[What you will do] Gather all lines in the records below that include the word "name".

[Data entries]

========================================================================

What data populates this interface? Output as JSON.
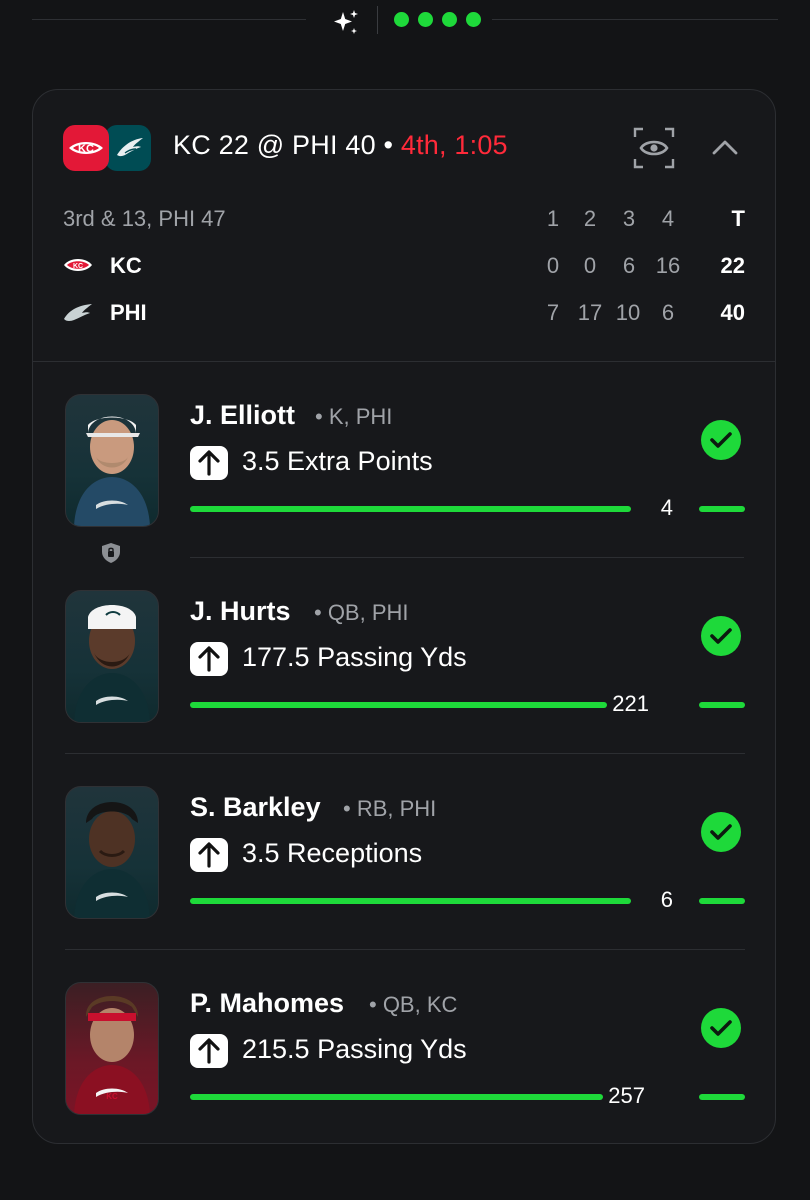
{
  "header": {
    "sparkle_icon": "sparkle-icon",
    "page_dots": 4,
    "accent_color": "#1ed93a"
  },
  "game": {
    "title": "KC 22 @ PHI 40 •",
    "clock": "4th, 1:05",
    "clock_color": "#ff2a3a",
    "situation": "3rd & 13, PHI 47",
    "quarters": [
      "1",
      "2",
      "3",
      "4"
    ],
    "total_label": "T",
    "teams": [
      {
        "abbr": "KC",
        "scores": [
          "0",
          "0",
          "6",
          "16"
        ],
        "total": "22",
        "color": "#e31837"
      },
      {
        "abbr": "PHI",
        "scores": [
          "7",
          "17",
          "10",
          "6"
        ],
        "total": "40",
        "color": "#004c54"
      }
    ]
  },
  "props": [
    {
      "name": "J. Elliott",
      "meta": "• K, PHI",
      "line": "3.5 Extra Points",
      "actual": "4",
      "progress": 0.94,
      "team": "phi",
      "status": "hit"
    },
    {
      "name": "J. Hurts",
      "meta": "• QB, PHI",
      "line": "177.5 Passing Yds",
      "actual": "221",
      "progress": 0.89,
      "team": "phi",
      "status": "hit"
    },
    {
      "name": "S. Barkley",
      "meta": "• RB, PHI",
      "line": "3.5 Receptions",
      "actual": "6",
      "progress": 0.94,
      "team": "phi",
      "status": "hit"
    },
    {
      "name": "P. Mahomes",
      "meta": "• QB, KC",
      "line": "215.5 Passing Yds",
      "actual": "257",
      "progress": 0.88,
      "team": "kc",
      "status": "hit"
    }
  ]
}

========================================================================

[Output for this task]
      "name": "J. Elliott",
      "name": "J. Hurts",
      "name": "S. Barkley",
      "name": "P. Mahomes",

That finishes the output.